▶ [PROBLEM REQUIREMENTS]: Look through the data below and report how many lines include "home". Only the number should be given.

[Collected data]
━━━

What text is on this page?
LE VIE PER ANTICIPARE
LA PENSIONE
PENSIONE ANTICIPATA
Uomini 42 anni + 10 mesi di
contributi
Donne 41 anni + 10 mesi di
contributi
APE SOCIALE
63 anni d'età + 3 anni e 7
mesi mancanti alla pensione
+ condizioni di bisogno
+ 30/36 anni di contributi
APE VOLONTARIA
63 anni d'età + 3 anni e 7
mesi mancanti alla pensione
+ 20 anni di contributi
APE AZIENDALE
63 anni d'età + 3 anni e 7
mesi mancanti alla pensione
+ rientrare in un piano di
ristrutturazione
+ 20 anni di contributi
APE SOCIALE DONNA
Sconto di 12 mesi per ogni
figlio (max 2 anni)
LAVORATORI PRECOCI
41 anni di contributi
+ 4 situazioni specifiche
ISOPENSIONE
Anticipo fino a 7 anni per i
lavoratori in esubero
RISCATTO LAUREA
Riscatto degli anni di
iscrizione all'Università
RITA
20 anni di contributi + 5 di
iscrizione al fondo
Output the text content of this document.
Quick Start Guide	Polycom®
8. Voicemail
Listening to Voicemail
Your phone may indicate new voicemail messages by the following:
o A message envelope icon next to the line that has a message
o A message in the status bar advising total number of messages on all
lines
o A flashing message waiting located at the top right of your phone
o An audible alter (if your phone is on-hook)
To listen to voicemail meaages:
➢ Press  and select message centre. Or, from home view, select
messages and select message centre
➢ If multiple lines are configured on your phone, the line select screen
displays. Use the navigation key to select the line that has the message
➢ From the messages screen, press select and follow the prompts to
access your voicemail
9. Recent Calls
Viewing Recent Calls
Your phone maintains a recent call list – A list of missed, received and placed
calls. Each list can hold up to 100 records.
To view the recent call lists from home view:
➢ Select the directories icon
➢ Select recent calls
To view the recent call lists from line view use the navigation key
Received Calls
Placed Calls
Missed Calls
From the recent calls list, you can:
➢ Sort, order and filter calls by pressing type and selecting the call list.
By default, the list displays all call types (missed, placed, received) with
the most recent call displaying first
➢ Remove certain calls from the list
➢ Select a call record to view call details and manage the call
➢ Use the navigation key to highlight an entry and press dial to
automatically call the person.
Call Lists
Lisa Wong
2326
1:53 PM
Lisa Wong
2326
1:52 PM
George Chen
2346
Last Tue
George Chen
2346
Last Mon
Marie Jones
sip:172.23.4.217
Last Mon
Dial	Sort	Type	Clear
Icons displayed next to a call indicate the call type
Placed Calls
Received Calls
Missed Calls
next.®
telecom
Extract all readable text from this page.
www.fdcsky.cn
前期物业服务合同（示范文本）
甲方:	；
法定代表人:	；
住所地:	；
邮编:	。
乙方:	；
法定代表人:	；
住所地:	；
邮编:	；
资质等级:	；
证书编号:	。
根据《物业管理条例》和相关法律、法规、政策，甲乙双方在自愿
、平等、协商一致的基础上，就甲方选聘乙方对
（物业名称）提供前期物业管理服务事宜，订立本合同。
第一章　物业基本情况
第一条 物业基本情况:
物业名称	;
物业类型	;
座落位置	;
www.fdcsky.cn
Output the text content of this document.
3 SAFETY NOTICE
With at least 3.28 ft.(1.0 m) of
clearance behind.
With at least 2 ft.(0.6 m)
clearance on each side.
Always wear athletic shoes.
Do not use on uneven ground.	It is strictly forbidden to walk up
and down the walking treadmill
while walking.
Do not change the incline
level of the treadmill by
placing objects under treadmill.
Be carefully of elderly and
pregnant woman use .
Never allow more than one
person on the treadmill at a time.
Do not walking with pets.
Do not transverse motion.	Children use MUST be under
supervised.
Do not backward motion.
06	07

━━━

▶ [ANSWER TO THE EXERCISE]: 2